- Exercise
For each line in the data that includes "tool", make a copy.

*** Opening of Source records ***

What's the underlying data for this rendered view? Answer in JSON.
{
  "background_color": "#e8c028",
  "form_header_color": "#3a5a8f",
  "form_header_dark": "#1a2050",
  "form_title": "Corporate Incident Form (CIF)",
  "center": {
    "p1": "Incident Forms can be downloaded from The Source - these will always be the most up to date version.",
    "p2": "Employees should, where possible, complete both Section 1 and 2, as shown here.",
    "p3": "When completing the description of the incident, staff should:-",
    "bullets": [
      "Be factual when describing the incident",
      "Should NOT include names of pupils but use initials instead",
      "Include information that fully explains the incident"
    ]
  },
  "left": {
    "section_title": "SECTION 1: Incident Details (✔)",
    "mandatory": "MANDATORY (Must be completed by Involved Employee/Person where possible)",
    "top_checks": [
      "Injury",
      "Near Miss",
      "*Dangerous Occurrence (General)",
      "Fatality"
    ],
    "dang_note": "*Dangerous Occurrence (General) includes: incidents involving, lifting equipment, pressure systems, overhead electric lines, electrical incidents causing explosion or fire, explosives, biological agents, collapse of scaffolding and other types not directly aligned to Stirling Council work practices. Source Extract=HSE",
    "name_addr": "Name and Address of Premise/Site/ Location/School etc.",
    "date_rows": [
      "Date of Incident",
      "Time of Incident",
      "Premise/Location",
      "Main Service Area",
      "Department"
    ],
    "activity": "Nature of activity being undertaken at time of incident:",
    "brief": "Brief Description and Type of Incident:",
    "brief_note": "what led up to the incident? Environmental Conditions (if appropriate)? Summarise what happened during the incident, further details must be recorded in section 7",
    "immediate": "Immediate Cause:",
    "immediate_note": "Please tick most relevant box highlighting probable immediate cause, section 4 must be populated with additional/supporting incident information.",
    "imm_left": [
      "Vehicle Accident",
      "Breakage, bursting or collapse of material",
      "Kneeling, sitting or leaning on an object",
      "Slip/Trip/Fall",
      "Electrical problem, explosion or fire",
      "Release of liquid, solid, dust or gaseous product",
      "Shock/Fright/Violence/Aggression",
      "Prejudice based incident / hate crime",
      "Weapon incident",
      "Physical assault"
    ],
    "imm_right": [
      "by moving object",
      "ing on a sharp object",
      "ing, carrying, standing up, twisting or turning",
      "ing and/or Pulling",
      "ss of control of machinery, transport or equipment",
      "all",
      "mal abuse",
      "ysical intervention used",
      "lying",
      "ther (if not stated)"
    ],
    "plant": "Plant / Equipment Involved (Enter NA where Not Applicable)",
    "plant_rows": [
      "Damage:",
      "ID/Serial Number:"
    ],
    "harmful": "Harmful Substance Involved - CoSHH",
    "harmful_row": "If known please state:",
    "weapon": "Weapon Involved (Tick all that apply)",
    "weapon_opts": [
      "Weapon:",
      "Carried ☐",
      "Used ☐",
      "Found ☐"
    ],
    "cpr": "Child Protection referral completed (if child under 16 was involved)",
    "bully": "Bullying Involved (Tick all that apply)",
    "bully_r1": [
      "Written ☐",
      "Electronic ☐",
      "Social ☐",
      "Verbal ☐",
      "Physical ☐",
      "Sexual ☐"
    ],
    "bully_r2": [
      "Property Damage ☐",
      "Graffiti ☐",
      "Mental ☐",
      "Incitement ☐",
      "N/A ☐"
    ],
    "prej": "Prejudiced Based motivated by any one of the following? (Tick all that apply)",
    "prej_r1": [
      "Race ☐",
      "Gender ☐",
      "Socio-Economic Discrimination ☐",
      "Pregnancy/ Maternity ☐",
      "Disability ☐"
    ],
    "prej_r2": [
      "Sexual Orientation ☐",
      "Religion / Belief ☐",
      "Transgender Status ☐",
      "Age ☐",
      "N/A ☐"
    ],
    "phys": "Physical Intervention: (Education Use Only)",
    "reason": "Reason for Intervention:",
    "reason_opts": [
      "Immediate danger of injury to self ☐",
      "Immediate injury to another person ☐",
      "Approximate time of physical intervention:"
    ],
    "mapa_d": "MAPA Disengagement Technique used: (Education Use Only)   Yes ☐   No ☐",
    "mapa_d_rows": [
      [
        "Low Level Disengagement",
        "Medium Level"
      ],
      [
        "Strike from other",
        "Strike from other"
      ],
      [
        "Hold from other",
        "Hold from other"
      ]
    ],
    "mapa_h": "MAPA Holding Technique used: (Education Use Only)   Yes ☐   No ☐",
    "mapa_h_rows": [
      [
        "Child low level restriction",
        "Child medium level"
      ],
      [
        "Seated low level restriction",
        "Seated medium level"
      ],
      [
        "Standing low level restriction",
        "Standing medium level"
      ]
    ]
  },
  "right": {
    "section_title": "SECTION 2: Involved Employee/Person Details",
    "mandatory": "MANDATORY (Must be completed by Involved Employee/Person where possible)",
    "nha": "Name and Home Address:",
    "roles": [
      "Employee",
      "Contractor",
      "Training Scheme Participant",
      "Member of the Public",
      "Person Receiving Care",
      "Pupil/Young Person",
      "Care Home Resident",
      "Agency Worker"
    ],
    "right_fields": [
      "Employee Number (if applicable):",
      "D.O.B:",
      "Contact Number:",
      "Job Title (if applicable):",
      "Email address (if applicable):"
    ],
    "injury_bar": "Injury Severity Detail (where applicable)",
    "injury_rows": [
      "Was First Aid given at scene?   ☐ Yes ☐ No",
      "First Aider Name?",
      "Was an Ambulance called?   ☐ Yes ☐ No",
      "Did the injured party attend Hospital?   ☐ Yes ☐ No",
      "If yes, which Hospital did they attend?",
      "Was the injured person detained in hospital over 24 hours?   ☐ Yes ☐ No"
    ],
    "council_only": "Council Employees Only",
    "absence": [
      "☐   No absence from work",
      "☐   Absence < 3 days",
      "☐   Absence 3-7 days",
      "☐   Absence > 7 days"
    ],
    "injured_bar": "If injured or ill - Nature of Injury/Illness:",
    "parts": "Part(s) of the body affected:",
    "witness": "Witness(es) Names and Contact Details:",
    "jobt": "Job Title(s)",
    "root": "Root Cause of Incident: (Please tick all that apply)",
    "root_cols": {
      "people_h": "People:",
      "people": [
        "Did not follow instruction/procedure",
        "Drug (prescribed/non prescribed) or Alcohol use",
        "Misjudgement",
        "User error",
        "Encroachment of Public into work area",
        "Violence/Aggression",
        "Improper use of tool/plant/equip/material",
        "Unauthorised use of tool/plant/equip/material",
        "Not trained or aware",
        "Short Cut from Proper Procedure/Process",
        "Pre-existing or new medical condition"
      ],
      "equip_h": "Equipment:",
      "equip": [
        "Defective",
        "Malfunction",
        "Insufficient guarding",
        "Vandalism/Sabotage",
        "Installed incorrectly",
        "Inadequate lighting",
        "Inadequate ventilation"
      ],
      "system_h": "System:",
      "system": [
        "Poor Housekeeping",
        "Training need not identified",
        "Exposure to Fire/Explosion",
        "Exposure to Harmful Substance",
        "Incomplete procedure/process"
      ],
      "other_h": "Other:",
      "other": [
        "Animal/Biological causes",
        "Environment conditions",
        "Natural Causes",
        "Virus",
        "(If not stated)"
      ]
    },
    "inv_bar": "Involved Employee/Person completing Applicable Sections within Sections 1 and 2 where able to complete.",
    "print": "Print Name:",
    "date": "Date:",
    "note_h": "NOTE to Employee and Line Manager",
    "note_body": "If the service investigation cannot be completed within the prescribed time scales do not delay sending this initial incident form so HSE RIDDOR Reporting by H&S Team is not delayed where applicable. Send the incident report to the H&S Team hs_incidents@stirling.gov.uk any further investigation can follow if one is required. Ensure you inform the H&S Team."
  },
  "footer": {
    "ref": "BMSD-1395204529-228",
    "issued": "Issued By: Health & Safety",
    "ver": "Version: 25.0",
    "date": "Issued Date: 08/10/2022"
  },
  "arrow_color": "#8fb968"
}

*** Close of Source records ***

- Your solution
        "Improper use of tool/plant/equip/material",
        "Unauthorised use of tool/plant/equip/material",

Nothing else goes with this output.